**Task to complete:**
Working from the entries below, count every line that includes the word "desc". Return the figure alone.

**Available records:**
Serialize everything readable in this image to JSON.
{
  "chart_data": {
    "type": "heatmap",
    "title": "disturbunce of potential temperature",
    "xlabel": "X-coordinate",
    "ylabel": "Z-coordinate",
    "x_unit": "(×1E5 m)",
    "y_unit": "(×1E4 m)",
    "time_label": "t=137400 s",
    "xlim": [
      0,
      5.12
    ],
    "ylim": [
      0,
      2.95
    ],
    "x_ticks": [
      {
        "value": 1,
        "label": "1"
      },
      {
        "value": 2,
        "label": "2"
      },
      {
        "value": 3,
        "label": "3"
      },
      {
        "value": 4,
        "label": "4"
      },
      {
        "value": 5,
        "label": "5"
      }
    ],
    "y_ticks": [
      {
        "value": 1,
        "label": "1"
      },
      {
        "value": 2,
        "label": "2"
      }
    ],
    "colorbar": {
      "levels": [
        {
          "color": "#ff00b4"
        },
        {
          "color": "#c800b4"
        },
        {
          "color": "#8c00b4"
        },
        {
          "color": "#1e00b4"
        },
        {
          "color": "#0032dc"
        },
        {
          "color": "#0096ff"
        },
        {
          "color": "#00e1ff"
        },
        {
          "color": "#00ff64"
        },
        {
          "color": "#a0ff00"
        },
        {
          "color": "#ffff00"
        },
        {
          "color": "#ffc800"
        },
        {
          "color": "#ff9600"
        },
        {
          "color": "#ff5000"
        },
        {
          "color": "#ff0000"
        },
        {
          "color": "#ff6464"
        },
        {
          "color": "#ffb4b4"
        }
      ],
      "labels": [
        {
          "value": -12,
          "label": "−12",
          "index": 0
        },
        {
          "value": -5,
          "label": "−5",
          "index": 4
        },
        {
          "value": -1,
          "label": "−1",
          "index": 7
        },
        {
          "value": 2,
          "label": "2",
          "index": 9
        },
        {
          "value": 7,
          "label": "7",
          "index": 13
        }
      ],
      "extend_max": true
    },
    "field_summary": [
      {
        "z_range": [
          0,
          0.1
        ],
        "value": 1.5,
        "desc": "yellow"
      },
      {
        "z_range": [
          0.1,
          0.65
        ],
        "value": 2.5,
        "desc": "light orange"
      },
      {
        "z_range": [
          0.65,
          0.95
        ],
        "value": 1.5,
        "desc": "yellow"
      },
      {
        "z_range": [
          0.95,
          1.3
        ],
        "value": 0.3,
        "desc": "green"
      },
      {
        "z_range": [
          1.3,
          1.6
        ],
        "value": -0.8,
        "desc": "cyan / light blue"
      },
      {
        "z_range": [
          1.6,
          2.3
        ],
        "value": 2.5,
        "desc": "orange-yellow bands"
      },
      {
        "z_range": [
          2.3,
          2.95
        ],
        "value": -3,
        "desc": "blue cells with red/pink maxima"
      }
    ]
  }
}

**Solution for this task:**
7